▸ TASK DETAILS
Pull out every line below holding the word "circle".

▸ SUPPLIED RECORDS
• • •

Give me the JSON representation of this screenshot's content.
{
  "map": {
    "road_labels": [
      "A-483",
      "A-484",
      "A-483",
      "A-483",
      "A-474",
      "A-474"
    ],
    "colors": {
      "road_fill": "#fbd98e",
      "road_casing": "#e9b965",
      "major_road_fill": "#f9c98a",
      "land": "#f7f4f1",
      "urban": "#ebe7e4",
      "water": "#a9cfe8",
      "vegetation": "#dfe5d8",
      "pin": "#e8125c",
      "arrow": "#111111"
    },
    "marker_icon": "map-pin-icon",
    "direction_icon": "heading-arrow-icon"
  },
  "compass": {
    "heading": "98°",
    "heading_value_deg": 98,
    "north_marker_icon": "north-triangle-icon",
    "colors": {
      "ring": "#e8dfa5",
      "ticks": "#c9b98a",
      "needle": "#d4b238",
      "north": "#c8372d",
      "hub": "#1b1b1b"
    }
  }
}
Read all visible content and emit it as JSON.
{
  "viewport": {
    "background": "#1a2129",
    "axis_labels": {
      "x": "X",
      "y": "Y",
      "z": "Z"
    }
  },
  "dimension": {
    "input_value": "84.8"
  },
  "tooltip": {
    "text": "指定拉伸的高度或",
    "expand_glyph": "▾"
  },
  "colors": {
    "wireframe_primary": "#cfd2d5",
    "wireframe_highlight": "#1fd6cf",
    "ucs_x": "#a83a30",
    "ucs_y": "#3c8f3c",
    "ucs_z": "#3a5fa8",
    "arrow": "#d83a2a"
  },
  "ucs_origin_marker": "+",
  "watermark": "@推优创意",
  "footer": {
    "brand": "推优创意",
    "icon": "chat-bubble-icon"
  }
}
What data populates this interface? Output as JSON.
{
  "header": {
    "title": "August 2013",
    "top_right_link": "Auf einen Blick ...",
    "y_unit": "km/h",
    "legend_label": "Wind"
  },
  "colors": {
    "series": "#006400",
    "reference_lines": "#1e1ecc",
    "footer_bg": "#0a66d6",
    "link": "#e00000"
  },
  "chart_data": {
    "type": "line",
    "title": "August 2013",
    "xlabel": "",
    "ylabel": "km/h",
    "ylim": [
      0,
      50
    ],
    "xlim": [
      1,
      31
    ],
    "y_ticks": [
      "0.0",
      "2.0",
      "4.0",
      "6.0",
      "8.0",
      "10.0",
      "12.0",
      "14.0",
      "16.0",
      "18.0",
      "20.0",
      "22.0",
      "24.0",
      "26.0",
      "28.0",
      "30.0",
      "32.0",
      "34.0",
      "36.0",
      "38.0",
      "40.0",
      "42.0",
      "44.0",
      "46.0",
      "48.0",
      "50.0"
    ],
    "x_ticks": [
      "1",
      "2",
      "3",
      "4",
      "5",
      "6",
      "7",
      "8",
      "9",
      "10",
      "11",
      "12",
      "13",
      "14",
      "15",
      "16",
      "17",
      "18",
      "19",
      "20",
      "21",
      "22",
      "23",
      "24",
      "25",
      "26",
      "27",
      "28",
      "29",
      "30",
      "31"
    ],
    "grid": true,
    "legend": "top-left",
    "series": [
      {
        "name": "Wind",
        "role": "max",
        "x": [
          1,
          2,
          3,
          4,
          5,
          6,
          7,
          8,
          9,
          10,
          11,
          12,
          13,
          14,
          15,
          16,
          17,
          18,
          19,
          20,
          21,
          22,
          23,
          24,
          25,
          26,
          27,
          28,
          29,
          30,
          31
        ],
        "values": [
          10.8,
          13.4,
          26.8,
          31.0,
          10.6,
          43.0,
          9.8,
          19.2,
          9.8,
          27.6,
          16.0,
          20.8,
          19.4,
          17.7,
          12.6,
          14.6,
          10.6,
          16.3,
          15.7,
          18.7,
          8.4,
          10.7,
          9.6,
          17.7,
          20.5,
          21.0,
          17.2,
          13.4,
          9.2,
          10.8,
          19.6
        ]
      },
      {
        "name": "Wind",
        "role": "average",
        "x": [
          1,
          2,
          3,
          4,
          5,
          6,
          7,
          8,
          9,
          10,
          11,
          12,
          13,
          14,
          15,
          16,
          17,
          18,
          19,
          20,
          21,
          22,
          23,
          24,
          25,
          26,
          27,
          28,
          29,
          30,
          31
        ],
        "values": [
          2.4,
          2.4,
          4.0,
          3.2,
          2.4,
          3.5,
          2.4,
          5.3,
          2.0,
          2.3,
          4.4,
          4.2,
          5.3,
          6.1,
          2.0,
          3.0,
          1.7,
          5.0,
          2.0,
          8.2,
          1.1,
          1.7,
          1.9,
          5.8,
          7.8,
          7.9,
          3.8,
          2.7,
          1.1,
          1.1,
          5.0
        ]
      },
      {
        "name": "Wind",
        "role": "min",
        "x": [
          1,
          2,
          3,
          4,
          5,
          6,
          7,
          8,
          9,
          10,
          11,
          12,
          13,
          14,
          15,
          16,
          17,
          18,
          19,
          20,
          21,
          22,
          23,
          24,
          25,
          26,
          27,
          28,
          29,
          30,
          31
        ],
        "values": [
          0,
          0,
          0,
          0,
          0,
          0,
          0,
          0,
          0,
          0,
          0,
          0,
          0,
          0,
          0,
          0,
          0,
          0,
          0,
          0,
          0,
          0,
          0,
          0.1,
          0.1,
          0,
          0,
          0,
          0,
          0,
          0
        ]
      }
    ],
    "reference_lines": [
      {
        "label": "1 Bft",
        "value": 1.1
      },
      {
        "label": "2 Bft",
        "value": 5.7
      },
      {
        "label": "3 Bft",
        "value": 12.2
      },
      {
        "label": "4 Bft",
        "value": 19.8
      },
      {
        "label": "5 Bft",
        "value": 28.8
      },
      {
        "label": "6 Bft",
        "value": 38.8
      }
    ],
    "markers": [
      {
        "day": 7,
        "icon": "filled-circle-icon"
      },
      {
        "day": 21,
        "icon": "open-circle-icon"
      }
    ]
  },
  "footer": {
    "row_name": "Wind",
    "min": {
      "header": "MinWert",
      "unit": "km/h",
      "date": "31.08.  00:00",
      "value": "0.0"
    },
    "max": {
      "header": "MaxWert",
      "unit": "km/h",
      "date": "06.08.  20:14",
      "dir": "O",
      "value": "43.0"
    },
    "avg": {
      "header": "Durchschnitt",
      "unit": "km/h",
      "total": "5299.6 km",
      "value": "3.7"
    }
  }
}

• • •

▸ EXERCISE RESULT
        "icon": "filled-circle-icon"
        "icon": "open-circle-icon"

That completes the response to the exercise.